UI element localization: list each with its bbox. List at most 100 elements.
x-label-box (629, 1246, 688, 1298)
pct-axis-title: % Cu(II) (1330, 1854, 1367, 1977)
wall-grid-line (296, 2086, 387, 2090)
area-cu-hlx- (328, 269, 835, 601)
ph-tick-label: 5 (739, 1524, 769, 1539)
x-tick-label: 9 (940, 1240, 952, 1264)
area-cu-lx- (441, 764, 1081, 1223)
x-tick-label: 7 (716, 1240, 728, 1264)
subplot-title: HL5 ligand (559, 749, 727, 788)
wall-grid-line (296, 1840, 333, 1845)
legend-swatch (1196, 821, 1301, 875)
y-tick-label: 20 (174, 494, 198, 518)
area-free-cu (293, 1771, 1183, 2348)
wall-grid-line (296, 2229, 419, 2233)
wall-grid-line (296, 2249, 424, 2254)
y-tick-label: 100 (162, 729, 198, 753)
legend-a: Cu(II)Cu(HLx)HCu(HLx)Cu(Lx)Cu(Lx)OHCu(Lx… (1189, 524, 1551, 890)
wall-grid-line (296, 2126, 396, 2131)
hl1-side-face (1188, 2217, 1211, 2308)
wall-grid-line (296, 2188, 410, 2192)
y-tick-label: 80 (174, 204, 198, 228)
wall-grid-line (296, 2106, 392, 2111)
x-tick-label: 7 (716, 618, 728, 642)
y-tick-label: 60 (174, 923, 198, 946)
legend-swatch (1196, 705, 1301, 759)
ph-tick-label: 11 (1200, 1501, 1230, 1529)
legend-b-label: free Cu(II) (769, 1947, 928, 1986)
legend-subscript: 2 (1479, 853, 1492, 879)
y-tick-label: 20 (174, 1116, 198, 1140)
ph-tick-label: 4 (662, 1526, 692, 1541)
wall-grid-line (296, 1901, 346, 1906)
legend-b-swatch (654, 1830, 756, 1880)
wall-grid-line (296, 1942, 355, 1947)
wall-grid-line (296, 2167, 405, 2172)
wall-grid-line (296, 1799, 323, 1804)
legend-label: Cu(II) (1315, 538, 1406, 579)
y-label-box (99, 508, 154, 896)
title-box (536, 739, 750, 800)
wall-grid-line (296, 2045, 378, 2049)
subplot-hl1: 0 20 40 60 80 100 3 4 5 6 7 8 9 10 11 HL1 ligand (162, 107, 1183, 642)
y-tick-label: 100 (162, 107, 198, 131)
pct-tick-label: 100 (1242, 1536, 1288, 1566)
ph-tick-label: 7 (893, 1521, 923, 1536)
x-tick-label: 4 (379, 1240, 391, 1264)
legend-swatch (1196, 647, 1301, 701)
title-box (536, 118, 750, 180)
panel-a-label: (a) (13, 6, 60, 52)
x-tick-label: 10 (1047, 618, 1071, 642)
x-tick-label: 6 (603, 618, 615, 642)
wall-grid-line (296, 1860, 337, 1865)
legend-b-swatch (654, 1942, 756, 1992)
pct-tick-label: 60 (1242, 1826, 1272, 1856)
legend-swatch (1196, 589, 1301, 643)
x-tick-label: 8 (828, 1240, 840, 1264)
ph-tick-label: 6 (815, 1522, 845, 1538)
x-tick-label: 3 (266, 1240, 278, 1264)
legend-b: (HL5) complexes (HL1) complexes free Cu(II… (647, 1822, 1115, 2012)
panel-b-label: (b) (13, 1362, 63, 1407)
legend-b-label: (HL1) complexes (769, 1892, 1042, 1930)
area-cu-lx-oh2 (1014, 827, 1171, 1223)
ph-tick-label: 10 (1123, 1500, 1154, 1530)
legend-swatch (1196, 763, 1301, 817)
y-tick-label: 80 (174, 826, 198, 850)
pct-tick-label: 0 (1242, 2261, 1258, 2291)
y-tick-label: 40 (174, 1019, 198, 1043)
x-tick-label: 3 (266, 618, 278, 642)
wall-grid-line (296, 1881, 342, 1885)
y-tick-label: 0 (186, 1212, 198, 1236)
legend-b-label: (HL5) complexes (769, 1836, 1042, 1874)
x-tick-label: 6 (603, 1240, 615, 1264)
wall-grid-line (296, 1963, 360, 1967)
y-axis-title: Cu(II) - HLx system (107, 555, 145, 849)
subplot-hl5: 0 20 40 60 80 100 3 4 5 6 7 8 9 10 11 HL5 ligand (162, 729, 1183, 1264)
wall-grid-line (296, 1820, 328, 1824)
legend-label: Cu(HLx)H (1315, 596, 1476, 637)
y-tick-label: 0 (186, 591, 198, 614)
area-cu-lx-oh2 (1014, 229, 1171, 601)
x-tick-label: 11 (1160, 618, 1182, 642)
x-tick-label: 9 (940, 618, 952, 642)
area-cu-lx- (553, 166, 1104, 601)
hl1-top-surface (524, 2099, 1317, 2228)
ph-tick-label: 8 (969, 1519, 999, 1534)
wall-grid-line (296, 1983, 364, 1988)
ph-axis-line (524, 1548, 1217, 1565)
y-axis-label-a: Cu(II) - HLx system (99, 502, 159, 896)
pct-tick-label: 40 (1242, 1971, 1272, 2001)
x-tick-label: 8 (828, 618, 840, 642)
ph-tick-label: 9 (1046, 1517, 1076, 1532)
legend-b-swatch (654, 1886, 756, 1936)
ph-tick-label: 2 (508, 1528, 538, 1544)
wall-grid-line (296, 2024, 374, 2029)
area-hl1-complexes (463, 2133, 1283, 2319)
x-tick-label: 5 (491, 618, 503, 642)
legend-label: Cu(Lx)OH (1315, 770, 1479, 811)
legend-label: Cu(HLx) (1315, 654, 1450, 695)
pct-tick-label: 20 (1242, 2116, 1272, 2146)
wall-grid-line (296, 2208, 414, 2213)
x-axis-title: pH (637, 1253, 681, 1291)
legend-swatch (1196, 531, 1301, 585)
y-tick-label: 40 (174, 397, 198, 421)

TASK STATEMENT:
Update the listing by replacing every occurrence of "wall-grid-line" with "grid-line", leaving all other text unchanged.

OUTPUT OF THE EXERCISE:
UI element localization: list each with its bbox. List at most 100 elements.
x-label-box (629, 1246, 688, 1298)
pct-axis-title: % Cu(II) (1330, 1854, 1367, 1977)
grid-line (296, 2086, 387, 2090)
area-cu-hlx- (328, 269, 835, 601)
ph-tick-label: 5 (739, 1524, 769, 1539)
x-tick-label: 9 (940, 1240, 952, 1264)
area-cu-lx- (441, 764, 1081, 1223)
x-tick-label: 7 (716, 1240, 728, 1264)
subplot-title: HL5 ligand (559, 749, 727, 788)
grid-line (296, 1840, 333, 1845)
legend-swatch (1196, 821, 1301, 875)
y-tick-label: 20 (174, 494, 198, 518)
area-free-cu (293, 1771, 1183, 2348)
grid-line (296, 2229, 419, 2233)
grid-line (296, 2249, 424, 2254)
y-tick-label: 100 (162, 729, 198, 753)
legend-a: Cu(II)Cu(HLx)HCu(HLx)Cu(Lx)Cu(Lx)OHCu(Lx… (1189, 524, 1551, 890)
grid-line (296, 2126, 396, 2131)
hl1-side-face (1188, 2217, 1211, 2308)
grid-line (296, 2188, 410, 2192)
y-tick-label: 80 (174, 204, 198, 228)
grid-line (296, 2106, 392, 2111)
x-tick-label: 7 (716, 618, 728, 642)
y-tick-label: 60 (174, 923, 198, 946)
legend-swatch (1196, 705, 1301, 759)
ph-tick-label: 11 (1200, 1501, 1230, 1529)
legend-b-label: free Cu(II) (769, 1947, 928, 1986)
legend-subscript: 2 (1479, 853, 1492, 879)
y-tick-label: 20 (174, 1116, 198, 1140)
ph-tick-label: 4 (662, 1526, 692, 1541)
grid-line (296, 1901, 346, 1906)
legend-b-swatch (654, 1830, 756, 1880)
grid-line (296, 1942, 355, 1947)
grid-line (296, 2167, 405, 2172)
grid-line (296, 1799, 323, 1804)
legend-label: Cu(II) (1315, 538, 1406, 579)
y-label-box (99, 508, 154, 896)
title-box (536, 739, 750, 800)
grid-line (296, 2045, 378, 2049)
subplot-hl1: 0 20 40 60 80 100 3 4 5 6 7 8 9 10 11 HL1 ligand (162, 107, 1183, 642)
y-tick-label: 100 (162, 107, 198, 131)
pct-tick-label: 100 (1242, 1536, 1288, 1566)
ph-tick-label: 7 (893, 1521, 923, 1536)
x-tick-label: 4 (379, 1240, 391, 1264)
legend-swatch (1196, 647, 1301, 701)
title-box (536, 118, 750, 180)
panel-a-label: (a) (13, 6, 60, 52)
x-tick-label: 10 (1047, 618, 1071, 642)
x-tick-label: 6 (603, 618, 615, 642)
grid-line (296, 1860, 337, 1865)
legend-b-swatch (654, 1942, 756, 1992)
pct-tick-label: 60 (1242, 1826, 1272, 1856)
legend-swatch (1196, 589, 1301, 643)
x-tick-label: 8 (828, 1240, 840, 1264)
ph-tick-label: 6 (815, 1522, 845, 1538)
x-tick-label: 3 (266, 1240, 278, 1264)
legend-b: (HL5) complexes (HL1) complexes free Cu(II… (647, 1822, 1115, 2012)
panel-b-label: (b) (13, 1362, 63, 1407)
legend-b-label: (HL1) complexes (769, 1892, 1042, 1930)
area-cu-lx-oh2 (1014, 827, 1171, 1223)
ph-tick-label: 10 (1123, 1500, 1154, 1530)
legend-swatch (1196, 763, 1301, 817)
y-tick-label: 80 (174, 826, 198, 850)
pct-tick-label: 0 (1242, 2261, 1258, 2291)
y-tick-label: 40 (174, 1019, 198, 1043)
x-tick-label: 3 (266, 618, 278, 642)
grid-line (296, 1881, 342, 1885)
y-tick-label: 0 (186, 1212, 198, 1236)
legend-b-label: (HL5) complexes (769, 1836, 1042, 1874)
x-tick-label: 6 (603, 1240, 615, 1264)
grid-line (296, 1963, 360, 1967)
y-axis-title: Cu(II) - HLx system (107, 555, 145, 849)
subplot-hl5: 0 20 40 60 80 100 3 4 5 6 7 8 9 10 11 HL5 ligand (162, 729, 1183, 1264)
grid-line (296, 1820, 328, 1824)
legend-label: Cu(HLx)H (1315, 596, 1476, 637)
y-tick-label: 0 (186, 591, 198, 614)
area-cu-lx-oh2 (1014, 229, 1171, 601)
x-tick-label: 11 (1160, 618, 1182, 642)
x-tick-label: 9 (940, 618, 952, 642)
area-cu-lx- (553, 166, 1104, 601)
hl1-top-surface (524, 2099, 1317, 2228)
ph-tick-label: 8 (969, 1519, 999, 1534)
grid-line (296, 1983, 364, 1988)
ph-axis-line (524, 1548, 1217, 1565)
y-axis-label-a: Cu(II) - HLx system (99, 502, 159, 896)
pct-tick-label: 40 (1242, 1971, 1272, 2001)
x-tick-label: 8 (828, 618, 840, 642)
ph-tick-label: 9 (1046, 1517, 1076, 1532)
legend-b-swatch (654, 1886, 756, 1936)
ph-tick-label: 2 (508, 1528, 538, 1544)
grid-line (296, 2024, 374, 2029)
area-hl1-complexes (463, 2133, 1283, 2319)
x-tick-label: 5 (491, 618, 503, 642)
legend-label: Cu(Lx)OH (1315, 770, 1479, 811)
legend-label: Cu(HLx) (1315, 654, 1450, 695)
pct-tick-label: 20 (1242, 2116, 1272, 2146)
grid-line (296, 2208, 414, 2213)
x-axis-title: pH (637, 1253, 681, 1291)
legend-swatch (1196, 531, 1301, 585)
y-tick-label: 40 (174, 397, 198, 421)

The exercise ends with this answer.